● **INSTRUCTIONS TO FOLLOW**: Copy out each line exactly; pictures stay out of the copy.

begin ENTRIES PROVIDED

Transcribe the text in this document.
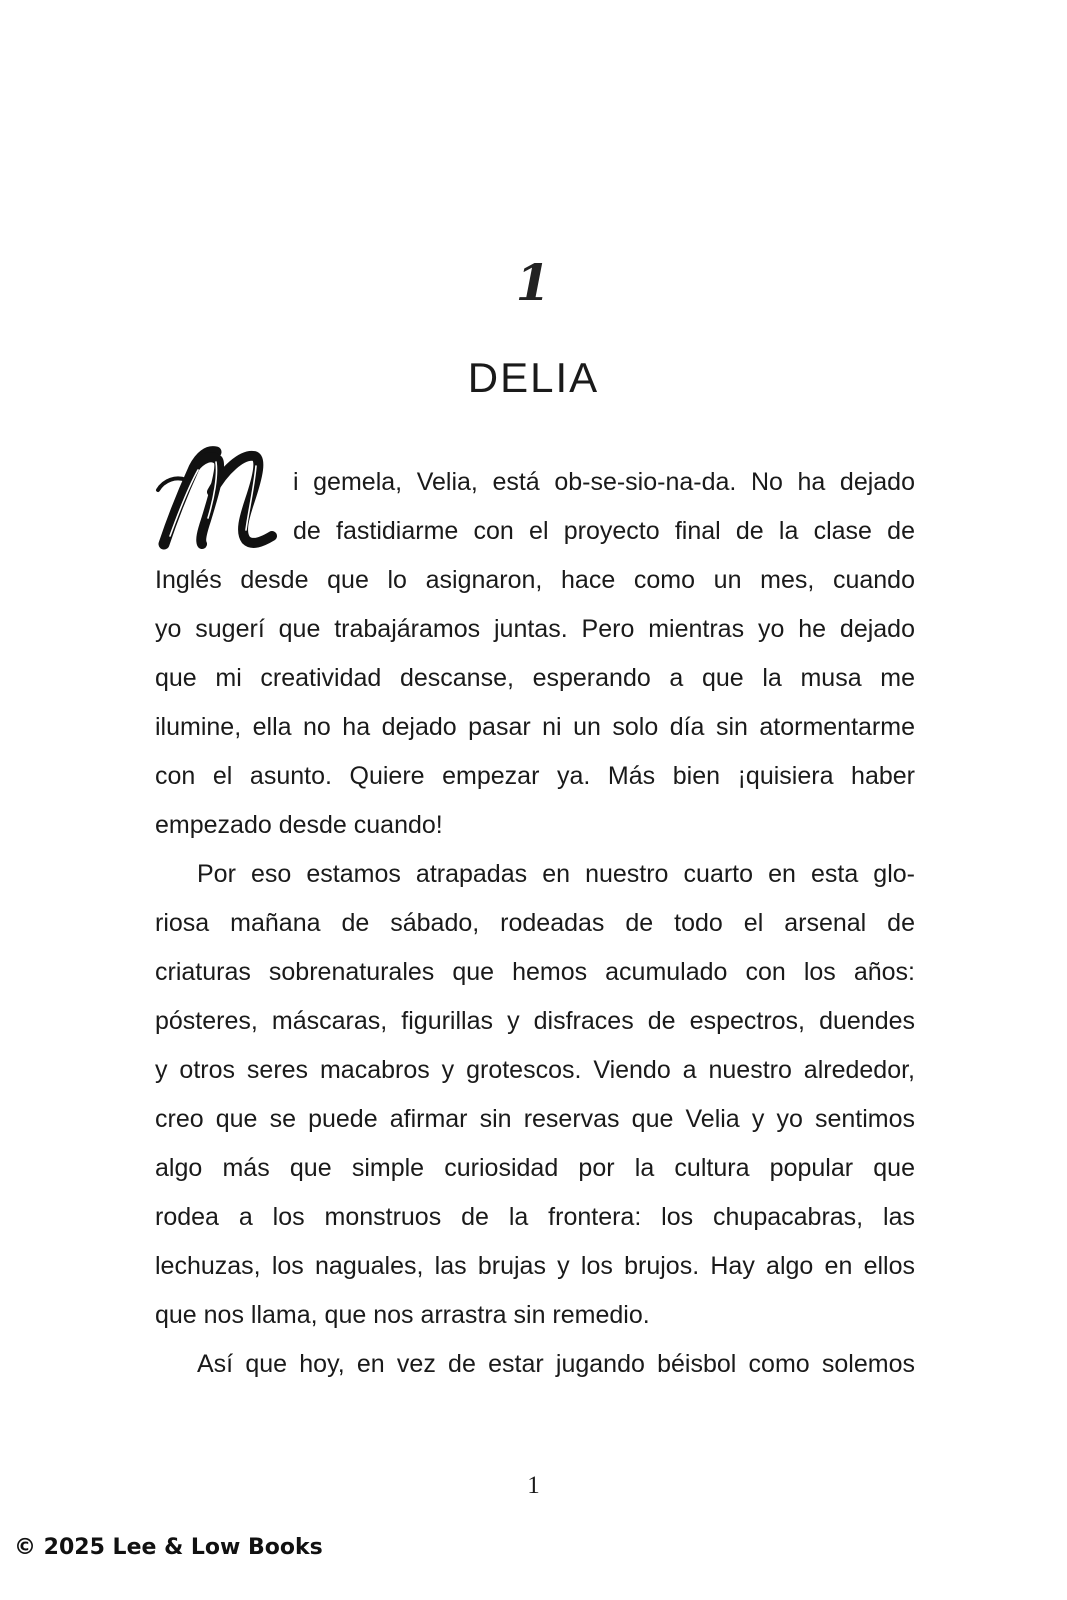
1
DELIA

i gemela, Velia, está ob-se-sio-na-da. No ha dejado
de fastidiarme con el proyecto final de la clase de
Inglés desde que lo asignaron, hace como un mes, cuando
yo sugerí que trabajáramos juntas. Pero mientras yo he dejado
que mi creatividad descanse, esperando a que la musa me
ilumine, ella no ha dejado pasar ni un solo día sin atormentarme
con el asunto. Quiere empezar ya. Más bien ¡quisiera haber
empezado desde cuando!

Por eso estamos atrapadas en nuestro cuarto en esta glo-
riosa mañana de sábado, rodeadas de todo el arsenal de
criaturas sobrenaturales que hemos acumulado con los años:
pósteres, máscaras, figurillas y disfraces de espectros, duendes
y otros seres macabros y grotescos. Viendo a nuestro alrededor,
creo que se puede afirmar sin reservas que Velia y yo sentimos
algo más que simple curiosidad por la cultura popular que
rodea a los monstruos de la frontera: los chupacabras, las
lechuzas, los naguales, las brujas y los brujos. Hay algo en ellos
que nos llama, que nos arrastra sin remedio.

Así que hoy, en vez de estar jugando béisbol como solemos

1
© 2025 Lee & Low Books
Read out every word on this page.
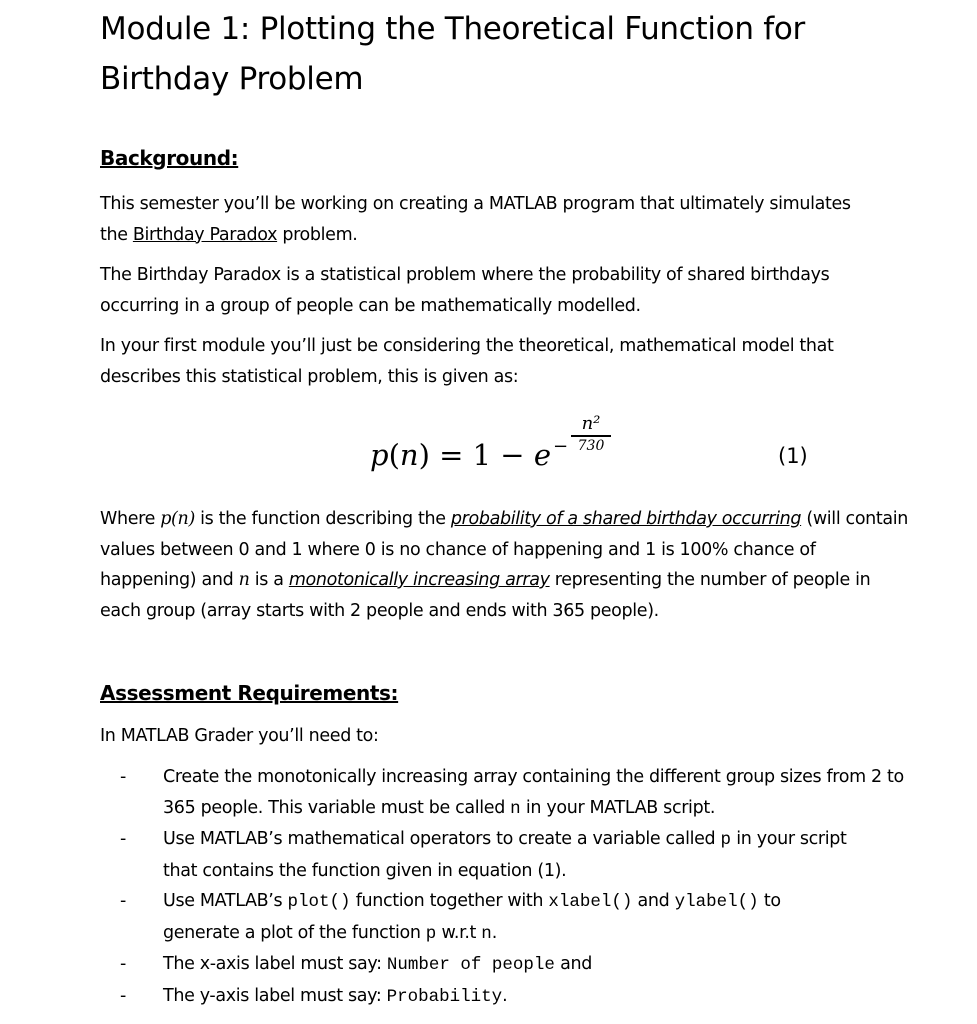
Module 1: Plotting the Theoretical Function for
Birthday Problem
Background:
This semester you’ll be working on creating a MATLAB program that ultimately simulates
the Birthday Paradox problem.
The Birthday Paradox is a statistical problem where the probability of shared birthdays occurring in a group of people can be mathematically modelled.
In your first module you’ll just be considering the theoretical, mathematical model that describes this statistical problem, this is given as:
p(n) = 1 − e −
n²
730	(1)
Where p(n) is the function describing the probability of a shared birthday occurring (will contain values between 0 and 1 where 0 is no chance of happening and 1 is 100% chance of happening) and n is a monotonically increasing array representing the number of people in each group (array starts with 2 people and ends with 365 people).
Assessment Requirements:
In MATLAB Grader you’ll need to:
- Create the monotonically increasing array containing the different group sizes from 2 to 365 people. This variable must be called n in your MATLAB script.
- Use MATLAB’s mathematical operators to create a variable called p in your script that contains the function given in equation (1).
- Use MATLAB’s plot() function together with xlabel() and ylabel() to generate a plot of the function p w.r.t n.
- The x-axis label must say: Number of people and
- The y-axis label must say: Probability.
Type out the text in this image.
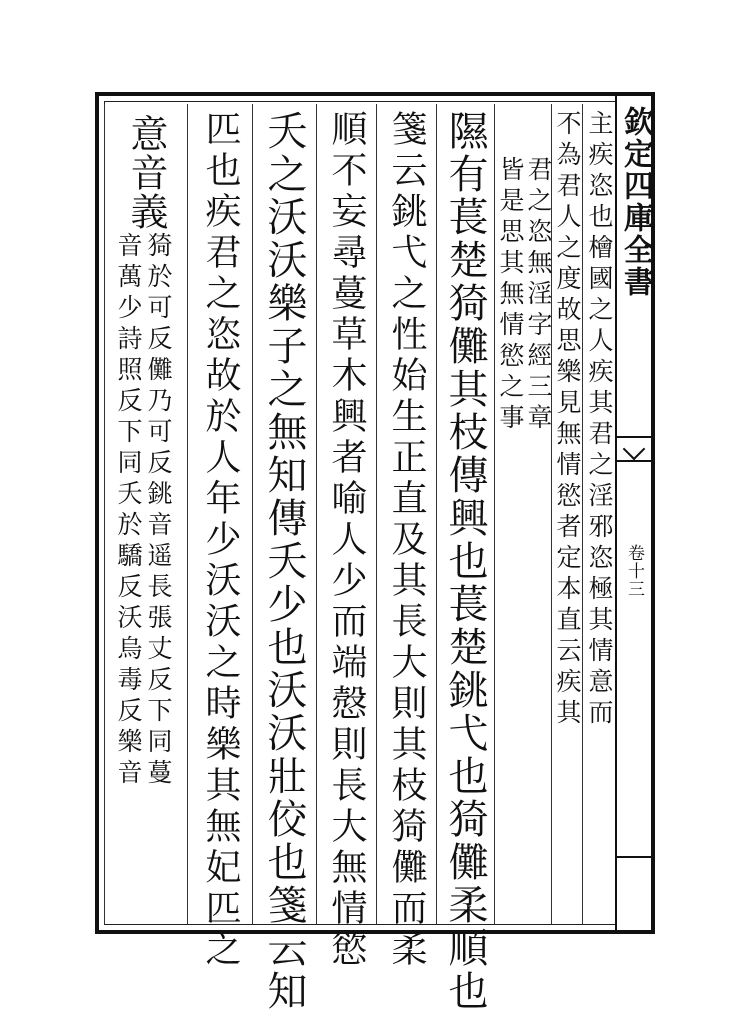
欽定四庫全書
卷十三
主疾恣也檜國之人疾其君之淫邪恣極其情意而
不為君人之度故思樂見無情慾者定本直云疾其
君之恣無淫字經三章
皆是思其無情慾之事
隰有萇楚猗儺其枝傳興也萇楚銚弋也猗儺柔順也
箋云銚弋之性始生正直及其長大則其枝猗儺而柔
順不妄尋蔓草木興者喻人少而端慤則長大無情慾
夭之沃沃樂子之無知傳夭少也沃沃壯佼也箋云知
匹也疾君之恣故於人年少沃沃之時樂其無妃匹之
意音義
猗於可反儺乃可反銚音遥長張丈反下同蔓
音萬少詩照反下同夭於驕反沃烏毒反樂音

end ENTRIES PROVIDED

● **SOLVED PROBLEM**:
Transcribe the text in this document.
1
DELIA

i gemela, Velia, está ob-se-sio-na-da. No ha dejado
de fastidiarme con el proyecto final de la clase de
Inglés desde que lo asignaron, hace como un mes, cuando
yo sugerí que trabajáramos juntas. Pero mientras yo he dejado
que mi creatividad descanse, esperando a que la musa me
ilumine, ella no ha dejado pasar ni un solo día sin atormentarme
con el asunto. Quiere empezar ya. Más bien ¡quisiera haber
empezado desde cuando!

Por eso estamos atrapadas en nuestro cuarto en esta glo-
riosa mañana de sábado, rodeadas de todo el arsenal de
criaturas sobrenaturales que hemos acumulado con los años:
pósteres, máscaras, figurillas y disfraces de espectros, duendes
y otros seres macabros y grotescos. Viendo a nuestro alrededor,
creo que se puede afirmar sin reservas que Velia y yo sentimos
algo más que simple curiosidad por la cultura popular que
rodea a los monstruos de la frontera: los chupacabras, las
lechuzas, los naguales, las brujas y los brujos. Hay algo en ellos
que nos llama, que nos arrastra sin remedio.

Así que hoy, en vez de estar jugando béisbol como solemos

1
© 2025 Lee & Low Books
Read out every word on this page.
Module 1: Plotting the Theoretical Function for
Birthday Problem
Background:
This semester you’ll be working on creating a MATLAB program that ultimately simulates
the Birthday Paradox problem.
The Birthday Paradox is a statistical problem where the probability of shared birthdays occurring in a group of people can be mathematically modelled.
In your first module you’ll just be considering the theoretical, mathematical model that describes this statistical problem, this is given as:
p(n) = 1 − e −
n²
730	(1)
Where p(n) is the function describing the probability of a shared birthday occurring (will contain values between 0 and 1 where 0 is no chance of happening and 1 is 100% chance of happening) and n is a monotonically increasing array representing the number of people in each group (array starts with 2 people and ends with 365 people).
Assessment Requirements:
In MATLAB Grader you’ll need to:
- Create the monotonically increasing array containing the different group sizes from 2 to 365 people. This variable must be called n in your MATLAB script.
- Use MATLAB’s mathematical operators to create a variable called p in your script that contains the function given in equation (1).
- Use MATLAB’s plot() function together with xlabel() and ylabel() to generate a plot of the function p w.r.t n.
- The x-axis label must say: Number of people and
- The y-axis label must say: Probability.
Type out the text in this image.
欽定四庫全書
卷十三
主疾恣也檜國之人疾其君之淫邪恣極其情意而
不為君人之度故思樂見無情慾者定本直云疾其
君之恣無淫字經三章
皆是思其無情慾之事
隰有萇楚猗儺其枝傳興也萇楚銚弋也猗儺柔順也
箋云銚弋之性始生正直及其長大則其枝猗儺而柔
順不妄尋蔓草木興者喻人少而端慤則長大無情慾
夭之沃沃樂子之無知傳夭少也沃沃壯佼也箋云知
匹也疾君之恣故於人年少沃沃之時樂其無妃匹之
意音義
猗於可反儺乃可反銚音遥長張丈反下同蔓
音萬少詩照反下同夭於驕反沃烏毒反樂音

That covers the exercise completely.